▶ [Your goal]
Copy out every record below, word for word.

___

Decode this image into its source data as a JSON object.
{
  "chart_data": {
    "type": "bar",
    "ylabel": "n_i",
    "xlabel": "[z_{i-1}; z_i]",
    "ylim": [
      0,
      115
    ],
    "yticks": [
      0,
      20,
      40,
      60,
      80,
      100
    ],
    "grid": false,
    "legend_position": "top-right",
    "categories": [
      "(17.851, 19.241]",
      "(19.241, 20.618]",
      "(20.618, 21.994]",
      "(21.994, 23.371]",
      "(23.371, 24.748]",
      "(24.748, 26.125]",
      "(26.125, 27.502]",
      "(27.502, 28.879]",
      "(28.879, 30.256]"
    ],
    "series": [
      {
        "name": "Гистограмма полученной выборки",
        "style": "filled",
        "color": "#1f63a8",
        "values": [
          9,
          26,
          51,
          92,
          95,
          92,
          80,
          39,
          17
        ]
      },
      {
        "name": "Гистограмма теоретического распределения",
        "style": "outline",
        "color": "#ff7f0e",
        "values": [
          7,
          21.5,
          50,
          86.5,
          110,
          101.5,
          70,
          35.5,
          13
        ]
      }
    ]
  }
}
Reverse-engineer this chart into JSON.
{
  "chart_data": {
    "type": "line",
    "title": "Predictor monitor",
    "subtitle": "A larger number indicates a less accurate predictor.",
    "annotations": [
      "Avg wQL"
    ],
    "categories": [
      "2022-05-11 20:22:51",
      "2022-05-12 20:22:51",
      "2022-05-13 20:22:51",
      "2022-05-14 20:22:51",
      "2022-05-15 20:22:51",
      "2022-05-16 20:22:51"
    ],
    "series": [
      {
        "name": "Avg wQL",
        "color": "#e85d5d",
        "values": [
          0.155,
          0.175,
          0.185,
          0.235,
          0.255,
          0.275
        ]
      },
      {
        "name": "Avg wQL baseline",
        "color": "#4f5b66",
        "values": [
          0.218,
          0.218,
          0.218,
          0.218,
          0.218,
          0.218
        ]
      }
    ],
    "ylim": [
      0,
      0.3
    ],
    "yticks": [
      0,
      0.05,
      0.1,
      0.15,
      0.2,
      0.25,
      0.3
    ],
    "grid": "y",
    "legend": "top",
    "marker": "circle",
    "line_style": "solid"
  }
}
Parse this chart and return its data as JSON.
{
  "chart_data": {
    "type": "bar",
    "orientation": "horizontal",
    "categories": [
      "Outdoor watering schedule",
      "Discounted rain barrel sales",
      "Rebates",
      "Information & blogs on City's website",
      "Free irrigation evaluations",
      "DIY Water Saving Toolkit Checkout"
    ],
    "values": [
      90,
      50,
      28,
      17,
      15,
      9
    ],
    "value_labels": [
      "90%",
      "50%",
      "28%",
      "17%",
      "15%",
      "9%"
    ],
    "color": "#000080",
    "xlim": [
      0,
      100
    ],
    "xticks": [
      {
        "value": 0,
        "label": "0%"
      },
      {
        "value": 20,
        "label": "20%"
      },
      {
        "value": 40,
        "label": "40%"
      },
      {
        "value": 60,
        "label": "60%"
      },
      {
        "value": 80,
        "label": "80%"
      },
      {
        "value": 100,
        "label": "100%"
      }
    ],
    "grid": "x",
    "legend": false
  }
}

___

▶ [Correct response]
Decode this image into its source data as a JSON object.
{
  "chart_data": {
    "type": "bar",
    "ylabel": "n_i",
    "xlabel": "[z_{i-1}; z_i]",
    "ylim": [
      0,
      115
    ],
    "yticks": [
      0,
      20,
      40,
      60,
      80,
      100
    ],
    "grid": false,
    "legend_position": "top-right",
    "categories": [
      "(17.851, 19.241]",
      "(19.241, 20.618]",
      "(20.618, 21.994]",
      "(21.994, 23.371]",
      "(23.371, 24.748]",
      "(24.748, 26.125]",
      "(26.125, 27.502]",
      "(27.502, 28.879]",
      "(28.879, 30.256]"
    ],
    "series": [
      {
        "name": "Гистограмма полученной выборки",
        "style": "filled",
        "color": "#1f63a8",
        "values": [
          9,
          26,
          51,
          92,
          95,
          92,
          80,
          39,
          17
        ]
      },
      {
        "name": "Гистограмма теоретического распределения",
        "style": "outline",
        "color": "#ff7f0e",
        "values": [
          7,
          21.5,
          50,
          86.5,
          110,
          101.5,
          70,
          35.5,
          13
        ]
      }
    ]
  }
}
Reverse-engineer this chart into JSON.
{
  "chart_data": {
    "type": "line",
    "title": "Predictor monitor",
    "subtitle": "A larger number indicates a less accurate predictor.",
    "annotations": [
      "Avg wQL"
    ],
    "categories": [
      "2022-05-11 20:22:51",
      "2022-05-12 20:22:51",
      "2022-05-13 20:22:51",
      "2022-05-14 20:22:51",
      "2022-05-15 20:22:51",
      "2022-05-16 20:22:51"
    ],
    "series": [
      {
        "name": "Avg wQL",
        "color": "#e85d5d",
        "values": [
          0.155,
          0.175,
          0.185,
          0.235,
          0.255,
          0.275
        ]
      },
      {
        "name": "Avg wQL baseline",
        "color": "#4f5b66",
        "values": [
          0.218,
          0.218,
          0.218,
          0.218,
          0.218,
          0.218
        ]
      }
    ],
    "ylim": [
      0,
      0.3
    ],
    "yticks": [
      0,
      0.05,
      0.1,
      0.15,
      0.2,
      0.25,
      0.3
    ],
    "grid": "y",
    "legend": "top",
    "marker": "circle",
    "line_style": "solid"
  }
}
Parse this chart and return its data as JSON.
{
  "chart_data": {
    "type": "bar",
    "orientation": "horizontal",
    "categories": [
      "Outdoor watering schedule",
      "Discounted rain barrel sales",
      "Rebates",
      "Information & blogs on City's website",
      "Free irrigation evaluations",
      "DIY Water Saving Toolkit Checkout"
    ],
    "values": [
      90,
      50,
      28,
      17,
      15,
      9
    ],
    "value_labels": [
      "90%",
      "50%",
      "28%",
      "17%",
      "15%",
      "9%"
    ],
    "color": "#000080",
    "xlim": [
      0,
      100
    ],
    "xticks": [
      {
        "value": 0,
        "label": "0%"
      },
      {
        "value": 20,
        "label": "20%"
      },
      {
        "value": 40,
        "label": "40%"
      },
      {
        "value": 60,
        "label": "60%"
      },
      {
        "value": 80,
        "label": "80%"
      },
      {
        "value": 100,
        "label": "100%"
      }
    ],
    "grid": "x",
    "legend": false
  }
}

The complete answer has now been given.